### SET PROBLEM:
Quote the Tesco blog post below between "Now this is where" and "bought of $5.", inclusive.

### TEXT TO READ:
Thursday, September 25, 2014

Tesco income overstatment and the financial press

I don't know the details of Tesco's income overstatement -- the total looks large from here but not earth-shattering.  There are clear problem there but not really of my concern.  I know little about the company aside from the fact that I think my sister works there -- but in a non-retail division (maybe there are two Tesco's?) and that I used to shop there for groceries. Now this is a big company with annual profits in the STG 2 billion range (USD 3 billion with US$ 100 billion turnover) , so a STG 250 million error in net profit is a problem but its not about to kill the company (another story for its management).

This story is about analyst and financial reporters.  Last night flying back from Europe (on Air France -- man were we lucky that our flight was not cancelled) I was reading "Les Echos"  which is the French equivalent to the Financial Times.  There was a long winded article on the Tesco saga.  I was not very interested but one bit of information was fascinating:

The journalist was quoting an analyst that said that Tesco was overstating its revenues by not paying its suppliers.  According to the analyst Tesco would only pay 95% of the invoice and declare the balance as a profit.  My first reaction is that this has to be the most stupid comment on earth!  If you have an invoice for $100 and you only pay $95 aside from gross stupidity there is no way for the $5 difference to end up in profits... unless you decide not to eventually pay the $5 that you owe to the suppliers.  Even then this would not be ordinary income it would be extraordinary (not from operations).

Now this is where it gets tricky (and by the way the journalist never mentioned this bit).  Lets say that you buy $100 from a supplier -- but you have a deal with the supplier, if you order another $100 you get a 5% discount on your order.  In other words the next $100 of goods you buy only cost you $95. So it would be possible for Tesco to realize an additional profit on the next $100 of goods in bought of $5.

### SOURCE MATERIAL:
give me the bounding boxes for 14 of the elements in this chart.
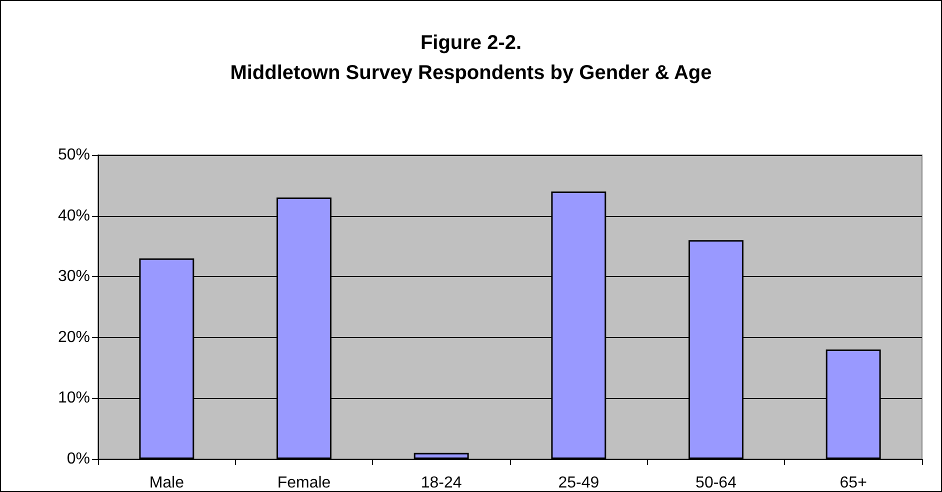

### COMPLETE ANSWER:
Now this is where it gets tricky (and by the way the journalist never mentioned this bit).  Lets say that you buy $100 from a supplier -- but you have a deal with the supplier, if you order another $100 you get a 5% discount on your order.  In other words the next $100 of goods you buy only cost you $95. So it would be possible for Tesco to realize an additional profit on the next $100 of goods in bought of $5.